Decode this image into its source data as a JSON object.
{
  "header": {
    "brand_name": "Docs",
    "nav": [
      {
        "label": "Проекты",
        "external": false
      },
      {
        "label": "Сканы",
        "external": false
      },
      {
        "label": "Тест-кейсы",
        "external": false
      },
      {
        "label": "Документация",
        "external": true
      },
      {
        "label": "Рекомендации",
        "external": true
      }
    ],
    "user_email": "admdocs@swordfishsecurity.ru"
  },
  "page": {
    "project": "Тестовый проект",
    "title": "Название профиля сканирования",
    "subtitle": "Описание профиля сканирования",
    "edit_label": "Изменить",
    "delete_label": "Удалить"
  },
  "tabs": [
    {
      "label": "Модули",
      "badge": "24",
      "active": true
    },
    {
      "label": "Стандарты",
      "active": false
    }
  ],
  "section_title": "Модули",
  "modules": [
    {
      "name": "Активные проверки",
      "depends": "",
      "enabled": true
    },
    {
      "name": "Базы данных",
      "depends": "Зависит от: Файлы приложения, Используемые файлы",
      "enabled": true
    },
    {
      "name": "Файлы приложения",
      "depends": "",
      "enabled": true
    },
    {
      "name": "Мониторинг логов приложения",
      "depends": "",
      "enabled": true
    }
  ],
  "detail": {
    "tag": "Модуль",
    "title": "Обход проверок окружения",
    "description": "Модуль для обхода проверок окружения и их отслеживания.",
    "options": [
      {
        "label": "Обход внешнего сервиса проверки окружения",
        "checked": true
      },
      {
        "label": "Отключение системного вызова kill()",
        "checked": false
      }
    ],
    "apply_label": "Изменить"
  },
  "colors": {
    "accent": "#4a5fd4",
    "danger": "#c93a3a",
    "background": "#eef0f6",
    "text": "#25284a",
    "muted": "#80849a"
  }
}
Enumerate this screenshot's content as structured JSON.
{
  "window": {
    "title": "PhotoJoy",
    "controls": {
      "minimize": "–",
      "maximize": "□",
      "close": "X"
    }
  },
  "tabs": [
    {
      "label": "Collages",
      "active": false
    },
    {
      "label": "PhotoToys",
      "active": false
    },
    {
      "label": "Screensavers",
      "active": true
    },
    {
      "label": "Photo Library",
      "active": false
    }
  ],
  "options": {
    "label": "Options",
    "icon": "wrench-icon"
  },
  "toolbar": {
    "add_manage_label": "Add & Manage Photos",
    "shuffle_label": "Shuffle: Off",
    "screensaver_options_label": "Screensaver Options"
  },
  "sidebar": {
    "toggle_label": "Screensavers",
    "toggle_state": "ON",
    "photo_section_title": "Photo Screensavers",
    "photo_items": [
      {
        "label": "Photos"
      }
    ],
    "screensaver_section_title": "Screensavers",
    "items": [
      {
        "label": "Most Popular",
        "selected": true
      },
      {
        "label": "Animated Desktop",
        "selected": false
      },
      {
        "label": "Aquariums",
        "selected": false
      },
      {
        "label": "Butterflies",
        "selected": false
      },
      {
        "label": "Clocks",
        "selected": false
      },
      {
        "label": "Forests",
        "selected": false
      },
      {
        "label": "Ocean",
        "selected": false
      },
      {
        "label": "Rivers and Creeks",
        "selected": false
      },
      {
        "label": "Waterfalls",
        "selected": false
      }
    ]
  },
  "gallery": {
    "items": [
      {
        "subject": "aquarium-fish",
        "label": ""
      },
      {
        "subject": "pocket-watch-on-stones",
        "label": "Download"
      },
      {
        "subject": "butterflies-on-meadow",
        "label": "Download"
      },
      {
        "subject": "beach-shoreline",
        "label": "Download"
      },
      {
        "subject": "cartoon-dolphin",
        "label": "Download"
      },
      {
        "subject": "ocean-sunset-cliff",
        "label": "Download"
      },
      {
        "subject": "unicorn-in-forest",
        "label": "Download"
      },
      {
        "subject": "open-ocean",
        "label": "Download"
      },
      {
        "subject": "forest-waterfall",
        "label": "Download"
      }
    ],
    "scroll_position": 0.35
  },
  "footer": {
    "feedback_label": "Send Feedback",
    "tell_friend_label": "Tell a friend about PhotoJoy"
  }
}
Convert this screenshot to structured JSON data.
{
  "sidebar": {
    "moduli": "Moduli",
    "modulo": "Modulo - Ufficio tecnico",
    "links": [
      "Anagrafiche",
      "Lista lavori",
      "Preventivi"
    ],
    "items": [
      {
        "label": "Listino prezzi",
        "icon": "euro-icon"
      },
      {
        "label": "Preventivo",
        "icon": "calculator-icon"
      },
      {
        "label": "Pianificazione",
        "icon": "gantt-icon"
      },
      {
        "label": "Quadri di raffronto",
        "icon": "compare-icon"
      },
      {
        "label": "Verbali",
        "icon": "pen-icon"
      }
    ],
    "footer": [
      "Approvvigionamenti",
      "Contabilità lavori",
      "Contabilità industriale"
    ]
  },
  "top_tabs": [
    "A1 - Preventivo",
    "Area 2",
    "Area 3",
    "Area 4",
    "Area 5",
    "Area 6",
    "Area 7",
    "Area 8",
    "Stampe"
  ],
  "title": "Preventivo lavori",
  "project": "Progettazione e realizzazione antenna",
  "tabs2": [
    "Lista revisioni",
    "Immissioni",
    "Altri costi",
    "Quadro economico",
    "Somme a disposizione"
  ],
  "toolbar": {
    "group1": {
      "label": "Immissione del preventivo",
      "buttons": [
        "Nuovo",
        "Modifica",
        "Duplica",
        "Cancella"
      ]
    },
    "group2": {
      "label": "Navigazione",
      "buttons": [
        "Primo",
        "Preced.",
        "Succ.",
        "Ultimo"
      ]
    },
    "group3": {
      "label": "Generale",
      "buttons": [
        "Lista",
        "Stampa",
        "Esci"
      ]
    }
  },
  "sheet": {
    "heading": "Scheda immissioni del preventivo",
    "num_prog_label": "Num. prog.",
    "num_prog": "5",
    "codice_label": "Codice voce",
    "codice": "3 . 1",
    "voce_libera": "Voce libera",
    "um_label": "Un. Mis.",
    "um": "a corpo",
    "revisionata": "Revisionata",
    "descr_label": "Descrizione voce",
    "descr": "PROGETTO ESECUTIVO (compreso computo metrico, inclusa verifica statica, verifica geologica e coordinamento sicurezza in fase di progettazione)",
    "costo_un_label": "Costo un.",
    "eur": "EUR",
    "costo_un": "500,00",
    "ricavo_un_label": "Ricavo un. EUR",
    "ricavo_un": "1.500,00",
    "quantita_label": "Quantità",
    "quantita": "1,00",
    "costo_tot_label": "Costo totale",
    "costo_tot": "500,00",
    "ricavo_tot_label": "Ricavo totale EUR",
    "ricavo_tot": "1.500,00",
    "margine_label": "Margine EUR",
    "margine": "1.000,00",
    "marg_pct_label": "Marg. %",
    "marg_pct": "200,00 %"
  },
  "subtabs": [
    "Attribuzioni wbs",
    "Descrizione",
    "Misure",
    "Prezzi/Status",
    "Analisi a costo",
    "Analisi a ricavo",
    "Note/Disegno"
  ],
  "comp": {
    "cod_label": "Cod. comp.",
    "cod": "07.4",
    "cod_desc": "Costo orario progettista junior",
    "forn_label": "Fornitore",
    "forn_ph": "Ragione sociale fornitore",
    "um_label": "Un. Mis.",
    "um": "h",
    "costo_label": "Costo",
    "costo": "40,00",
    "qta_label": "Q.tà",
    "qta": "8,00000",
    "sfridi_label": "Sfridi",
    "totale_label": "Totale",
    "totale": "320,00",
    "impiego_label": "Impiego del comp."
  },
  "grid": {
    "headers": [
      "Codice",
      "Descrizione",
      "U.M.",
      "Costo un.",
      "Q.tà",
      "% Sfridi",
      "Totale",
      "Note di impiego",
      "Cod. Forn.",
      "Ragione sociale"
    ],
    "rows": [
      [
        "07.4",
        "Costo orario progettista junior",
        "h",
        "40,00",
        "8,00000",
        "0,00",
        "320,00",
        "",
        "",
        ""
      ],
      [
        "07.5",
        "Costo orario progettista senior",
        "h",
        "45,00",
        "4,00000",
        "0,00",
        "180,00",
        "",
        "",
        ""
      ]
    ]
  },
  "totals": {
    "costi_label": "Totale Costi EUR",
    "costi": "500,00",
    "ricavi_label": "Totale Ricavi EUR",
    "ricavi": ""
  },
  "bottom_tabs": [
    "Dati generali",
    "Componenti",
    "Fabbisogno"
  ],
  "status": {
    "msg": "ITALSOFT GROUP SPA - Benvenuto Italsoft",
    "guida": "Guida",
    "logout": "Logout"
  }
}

________________________

**Objective**
Find the string "JSON" in the entries above and return each line that holds it.

**Correct answer**
Decode this image into its source data as a JSON object.
Enumerate this screenshot's content as structured JSON.
Convert this screenshot to structured JSON data.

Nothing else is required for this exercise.